-------- ENTRIES

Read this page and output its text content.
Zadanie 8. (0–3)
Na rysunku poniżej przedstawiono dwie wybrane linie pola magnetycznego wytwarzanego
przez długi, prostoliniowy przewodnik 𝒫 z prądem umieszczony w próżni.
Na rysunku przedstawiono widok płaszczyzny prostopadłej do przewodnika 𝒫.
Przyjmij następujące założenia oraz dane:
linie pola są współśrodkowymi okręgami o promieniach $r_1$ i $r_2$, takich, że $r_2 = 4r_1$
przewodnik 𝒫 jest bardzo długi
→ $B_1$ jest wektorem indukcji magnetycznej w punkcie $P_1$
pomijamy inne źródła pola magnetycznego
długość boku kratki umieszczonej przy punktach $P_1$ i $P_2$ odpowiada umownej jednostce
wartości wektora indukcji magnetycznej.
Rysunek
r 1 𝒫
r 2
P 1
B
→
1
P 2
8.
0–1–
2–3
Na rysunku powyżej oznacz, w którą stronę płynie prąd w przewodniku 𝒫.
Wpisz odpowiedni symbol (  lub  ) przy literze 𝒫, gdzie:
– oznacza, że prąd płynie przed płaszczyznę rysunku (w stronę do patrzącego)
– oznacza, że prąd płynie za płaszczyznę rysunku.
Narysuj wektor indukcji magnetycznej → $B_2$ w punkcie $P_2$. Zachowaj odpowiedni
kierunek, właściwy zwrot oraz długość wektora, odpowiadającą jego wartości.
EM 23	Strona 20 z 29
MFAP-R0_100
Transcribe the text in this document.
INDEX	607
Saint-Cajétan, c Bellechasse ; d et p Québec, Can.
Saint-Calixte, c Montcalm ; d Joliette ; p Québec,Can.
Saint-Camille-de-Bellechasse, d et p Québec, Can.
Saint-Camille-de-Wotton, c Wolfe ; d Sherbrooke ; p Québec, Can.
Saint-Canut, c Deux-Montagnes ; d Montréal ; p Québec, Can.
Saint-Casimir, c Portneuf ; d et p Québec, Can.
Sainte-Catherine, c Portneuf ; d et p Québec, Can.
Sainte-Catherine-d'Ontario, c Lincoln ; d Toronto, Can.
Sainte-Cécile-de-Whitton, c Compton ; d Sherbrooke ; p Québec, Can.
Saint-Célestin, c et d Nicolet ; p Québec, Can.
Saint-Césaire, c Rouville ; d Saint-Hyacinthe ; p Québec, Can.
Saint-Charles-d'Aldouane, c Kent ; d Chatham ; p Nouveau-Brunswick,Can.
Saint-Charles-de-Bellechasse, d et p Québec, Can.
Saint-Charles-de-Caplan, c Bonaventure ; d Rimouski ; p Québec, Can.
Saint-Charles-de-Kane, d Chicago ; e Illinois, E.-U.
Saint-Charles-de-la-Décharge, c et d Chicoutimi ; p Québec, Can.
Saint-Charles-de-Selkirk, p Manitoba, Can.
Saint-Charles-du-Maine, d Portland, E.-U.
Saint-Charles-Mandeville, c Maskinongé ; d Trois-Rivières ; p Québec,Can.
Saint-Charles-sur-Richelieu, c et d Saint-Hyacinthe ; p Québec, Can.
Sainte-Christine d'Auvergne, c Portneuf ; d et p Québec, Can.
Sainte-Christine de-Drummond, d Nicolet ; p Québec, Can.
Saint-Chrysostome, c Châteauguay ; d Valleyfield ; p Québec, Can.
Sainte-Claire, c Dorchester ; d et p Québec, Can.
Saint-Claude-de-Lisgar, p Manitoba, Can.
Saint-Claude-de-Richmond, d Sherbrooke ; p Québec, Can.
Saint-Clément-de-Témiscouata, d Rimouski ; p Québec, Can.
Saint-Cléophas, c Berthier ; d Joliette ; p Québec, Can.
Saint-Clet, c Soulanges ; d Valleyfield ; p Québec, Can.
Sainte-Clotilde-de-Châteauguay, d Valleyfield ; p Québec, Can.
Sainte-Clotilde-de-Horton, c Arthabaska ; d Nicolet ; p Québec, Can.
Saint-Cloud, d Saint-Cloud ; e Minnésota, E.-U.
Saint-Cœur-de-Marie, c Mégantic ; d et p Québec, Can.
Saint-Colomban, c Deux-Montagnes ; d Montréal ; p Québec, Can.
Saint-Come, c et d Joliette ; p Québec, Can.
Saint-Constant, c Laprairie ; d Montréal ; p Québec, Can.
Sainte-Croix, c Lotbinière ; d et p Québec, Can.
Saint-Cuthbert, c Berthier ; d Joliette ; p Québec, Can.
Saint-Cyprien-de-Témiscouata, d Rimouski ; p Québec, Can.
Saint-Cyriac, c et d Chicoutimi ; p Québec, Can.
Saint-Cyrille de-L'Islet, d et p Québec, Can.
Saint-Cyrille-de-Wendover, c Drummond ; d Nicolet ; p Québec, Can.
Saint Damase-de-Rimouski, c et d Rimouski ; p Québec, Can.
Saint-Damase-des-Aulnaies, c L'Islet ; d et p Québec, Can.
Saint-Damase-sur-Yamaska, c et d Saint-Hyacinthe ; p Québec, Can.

----------------

WRITTEN REQUEST: Copy out all lines above that include the string "text".

CORRECT RESULT:
Read this page and output its text content.
Transcribe the text in this document.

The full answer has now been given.